## The request
Count how many lines hold the word "content" and give that number as the whole answer.

(Extracted records)

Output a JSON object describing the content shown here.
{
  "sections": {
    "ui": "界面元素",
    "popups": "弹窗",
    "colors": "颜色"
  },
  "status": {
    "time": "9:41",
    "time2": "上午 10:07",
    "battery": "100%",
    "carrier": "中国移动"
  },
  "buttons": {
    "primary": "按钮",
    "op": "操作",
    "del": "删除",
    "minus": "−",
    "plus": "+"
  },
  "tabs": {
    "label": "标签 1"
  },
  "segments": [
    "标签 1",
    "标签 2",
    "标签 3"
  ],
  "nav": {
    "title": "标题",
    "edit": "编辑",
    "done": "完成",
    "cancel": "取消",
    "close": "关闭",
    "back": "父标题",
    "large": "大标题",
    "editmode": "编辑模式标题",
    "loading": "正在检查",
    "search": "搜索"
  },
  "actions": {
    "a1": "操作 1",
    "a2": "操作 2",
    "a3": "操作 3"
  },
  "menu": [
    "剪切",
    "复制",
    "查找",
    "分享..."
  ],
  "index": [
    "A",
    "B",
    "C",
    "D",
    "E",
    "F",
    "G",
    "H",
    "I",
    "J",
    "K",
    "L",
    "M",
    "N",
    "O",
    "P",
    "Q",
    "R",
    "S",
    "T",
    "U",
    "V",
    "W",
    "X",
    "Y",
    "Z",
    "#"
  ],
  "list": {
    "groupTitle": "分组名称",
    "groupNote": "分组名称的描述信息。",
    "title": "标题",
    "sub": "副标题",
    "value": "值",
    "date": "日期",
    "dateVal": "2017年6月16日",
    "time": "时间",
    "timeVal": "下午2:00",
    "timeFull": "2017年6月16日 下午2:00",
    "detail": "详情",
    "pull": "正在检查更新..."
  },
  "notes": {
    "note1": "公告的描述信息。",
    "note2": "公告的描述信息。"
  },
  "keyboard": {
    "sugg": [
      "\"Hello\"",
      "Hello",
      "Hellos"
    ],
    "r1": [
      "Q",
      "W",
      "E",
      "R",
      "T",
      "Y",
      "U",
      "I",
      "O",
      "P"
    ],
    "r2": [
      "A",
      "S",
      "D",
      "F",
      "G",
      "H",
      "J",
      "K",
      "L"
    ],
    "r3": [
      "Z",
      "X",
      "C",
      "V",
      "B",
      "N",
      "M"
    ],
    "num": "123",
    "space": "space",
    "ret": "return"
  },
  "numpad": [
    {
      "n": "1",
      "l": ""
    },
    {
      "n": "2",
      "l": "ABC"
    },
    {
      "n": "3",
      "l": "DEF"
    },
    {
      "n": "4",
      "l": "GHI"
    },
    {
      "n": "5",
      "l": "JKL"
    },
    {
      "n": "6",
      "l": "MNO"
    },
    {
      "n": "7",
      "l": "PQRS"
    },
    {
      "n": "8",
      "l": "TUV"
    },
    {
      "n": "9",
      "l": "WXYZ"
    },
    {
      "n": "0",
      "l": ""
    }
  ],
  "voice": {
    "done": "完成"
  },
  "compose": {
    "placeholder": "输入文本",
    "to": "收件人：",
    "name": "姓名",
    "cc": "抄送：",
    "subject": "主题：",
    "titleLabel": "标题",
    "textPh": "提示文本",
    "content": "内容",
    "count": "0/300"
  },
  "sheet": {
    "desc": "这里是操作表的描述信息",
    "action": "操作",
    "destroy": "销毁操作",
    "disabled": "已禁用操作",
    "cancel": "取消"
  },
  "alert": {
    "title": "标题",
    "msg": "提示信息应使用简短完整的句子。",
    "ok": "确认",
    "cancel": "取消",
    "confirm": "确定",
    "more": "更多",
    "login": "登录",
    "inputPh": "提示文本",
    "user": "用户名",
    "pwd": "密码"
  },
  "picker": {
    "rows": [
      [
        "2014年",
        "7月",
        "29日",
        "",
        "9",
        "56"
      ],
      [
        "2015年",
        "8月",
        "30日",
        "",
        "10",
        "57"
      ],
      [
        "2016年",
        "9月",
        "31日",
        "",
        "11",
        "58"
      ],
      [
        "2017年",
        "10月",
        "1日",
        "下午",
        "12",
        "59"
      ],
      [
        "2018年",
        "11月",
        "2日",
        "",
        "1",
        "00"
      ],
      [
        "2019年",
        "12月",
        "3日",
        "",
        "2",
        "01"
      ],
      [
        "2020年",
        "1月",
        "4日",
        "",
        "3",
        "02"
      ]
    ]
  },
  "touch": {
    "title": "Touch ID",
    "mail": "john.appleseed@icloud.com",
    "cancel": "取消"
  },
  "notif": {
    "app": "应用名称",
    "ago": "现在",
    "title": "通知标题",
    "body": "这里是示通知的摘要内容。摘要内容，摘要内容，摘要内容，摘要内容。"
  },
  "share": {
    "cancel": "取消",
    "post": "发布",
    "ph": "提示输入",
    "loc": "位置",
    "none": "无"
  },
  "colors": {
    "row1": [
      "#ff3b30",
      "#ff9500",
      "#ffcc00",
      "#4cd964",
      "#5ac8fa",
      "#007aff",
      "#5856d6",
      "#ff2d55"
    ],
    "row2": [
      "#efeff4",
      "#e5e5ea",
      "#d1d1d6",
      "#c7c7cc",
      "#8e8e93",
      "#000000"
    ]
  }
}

## Exercise answer
2